* Exercise directions:
Copy the lines holding the word "Terry", all of them.

[Entries from a dataset]

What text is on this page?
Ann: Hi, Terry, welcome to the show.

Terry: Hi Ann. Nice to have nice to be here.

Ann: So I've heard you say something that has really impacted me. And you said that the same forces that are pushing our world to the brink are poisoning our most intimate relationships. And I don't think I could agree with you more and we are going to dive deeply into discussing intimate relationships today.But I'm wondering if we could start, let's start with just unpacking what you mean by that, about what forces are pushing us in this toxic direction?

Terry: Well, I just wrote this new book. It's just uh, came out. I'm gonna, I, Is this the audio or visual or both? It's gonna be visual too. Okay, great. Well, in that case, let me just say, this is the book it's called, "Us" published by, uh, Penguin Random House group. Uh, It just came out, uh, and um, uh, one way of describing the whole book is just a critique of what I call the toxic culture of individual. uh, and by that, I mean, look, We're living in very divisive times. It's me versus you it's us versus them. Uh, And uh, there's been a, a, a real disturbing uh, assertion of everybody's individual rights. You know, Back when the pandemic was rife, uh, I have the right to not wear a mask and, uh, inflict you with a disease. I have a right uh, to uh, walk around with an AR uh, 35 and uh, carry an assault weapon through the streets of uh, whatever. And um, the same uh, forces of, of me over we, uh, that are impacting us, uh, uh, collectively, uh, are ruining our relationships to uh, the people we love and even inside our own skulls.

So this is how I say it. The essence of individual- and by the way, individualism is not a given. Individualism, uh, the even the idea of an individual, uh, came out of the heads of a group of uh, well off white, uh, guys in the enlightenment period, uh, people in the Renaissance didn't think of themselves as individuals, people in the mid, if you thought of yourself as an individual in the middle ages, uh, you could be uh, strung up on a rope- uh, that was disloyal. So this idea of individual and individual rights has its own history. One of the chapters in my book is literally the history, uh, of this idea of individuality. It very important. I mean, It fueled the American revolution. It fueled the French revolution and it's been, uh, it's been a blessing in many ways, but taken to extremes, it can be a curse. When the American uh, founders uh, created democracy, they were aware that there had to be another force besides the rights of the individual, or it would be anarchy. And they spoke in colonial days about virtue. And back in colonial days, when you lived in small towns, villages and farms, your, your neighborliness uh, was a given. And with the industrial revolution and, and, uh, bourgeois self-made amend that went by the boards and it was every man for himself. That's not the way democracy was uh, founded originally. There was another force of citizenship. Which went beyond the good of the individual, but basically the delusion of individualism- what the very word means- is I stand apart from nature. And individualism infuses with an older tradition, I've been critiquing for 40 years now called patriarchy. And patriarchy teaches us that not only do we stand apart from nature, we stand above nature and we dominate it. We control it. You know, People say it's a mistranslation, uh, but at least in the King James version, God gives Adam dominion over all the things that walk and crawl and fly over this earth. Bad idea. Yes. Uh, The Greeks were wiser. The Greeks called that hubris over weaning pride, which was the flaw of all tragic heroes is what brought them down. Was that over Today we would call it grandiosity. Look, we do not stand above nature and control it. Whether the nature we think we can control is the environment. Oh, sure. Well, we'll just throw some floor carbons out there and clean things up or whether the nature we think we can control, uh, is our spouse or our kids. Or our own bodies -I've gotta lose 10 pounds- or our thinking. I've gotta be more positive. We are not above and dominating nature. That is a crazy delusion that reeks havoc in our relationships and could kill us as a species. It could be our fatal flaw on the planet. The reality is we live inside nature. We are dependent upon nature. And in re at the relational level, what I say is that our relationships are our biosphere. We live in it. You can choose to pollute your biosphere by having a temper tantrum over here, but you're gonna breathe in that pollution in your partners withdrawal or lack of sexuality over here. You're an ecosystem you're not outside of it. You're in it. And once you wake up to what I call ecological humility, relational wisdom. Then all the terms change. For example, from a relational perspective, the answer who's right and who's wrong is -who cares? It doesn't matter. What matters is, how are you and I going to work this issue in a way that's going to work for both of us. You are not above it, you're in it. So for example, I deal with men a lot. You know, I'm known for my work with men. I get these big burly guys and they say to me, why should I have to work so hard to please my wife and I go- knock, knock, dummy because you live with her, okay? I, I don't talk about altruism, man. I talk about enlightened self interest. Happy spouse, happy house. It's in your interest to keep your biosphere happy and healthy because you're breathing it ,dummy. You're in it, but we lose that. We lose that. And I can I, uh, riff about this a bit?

* Reply:
Ann: Hi, Terry, welcome to the show.
Terry: Hi Ann. Nice to have nice to be here.
Terry: Well, I just wrote this new book. It's just uh, came out. I'm gonna, I, Is this the audio or visual or both? It's gonna be visual too. Okay, great. Well, in that case, let me just say, this is the book it's called, "Us" published by, uh, Penguin Random House group. Uh, It just came out, uh, and um, uh, one way of describing the whole book is just a critique of what I call the toxic culture of individual. uh, and by that, I mean, look, We're living in very divisive times. It's me versus you it's us versus them. Uh, And uh, there's been a, a, a real disturbing uh, assertion of everybody's individual rights. You know, Back when the pandemic was rife, uh, I have the right to not wear a mask and, uh, inflict you with a disease. I have a right uh, to uh, walk around with an AR uh, 35 and uh, carry an assault weapon through the streets of uh, whatever. And um, the same uh, forces of, of me over we, uh, that are impacting us, uh, uh, collectively, uh, are ruining our relationships to uh, the people we love and even inside our own skulls.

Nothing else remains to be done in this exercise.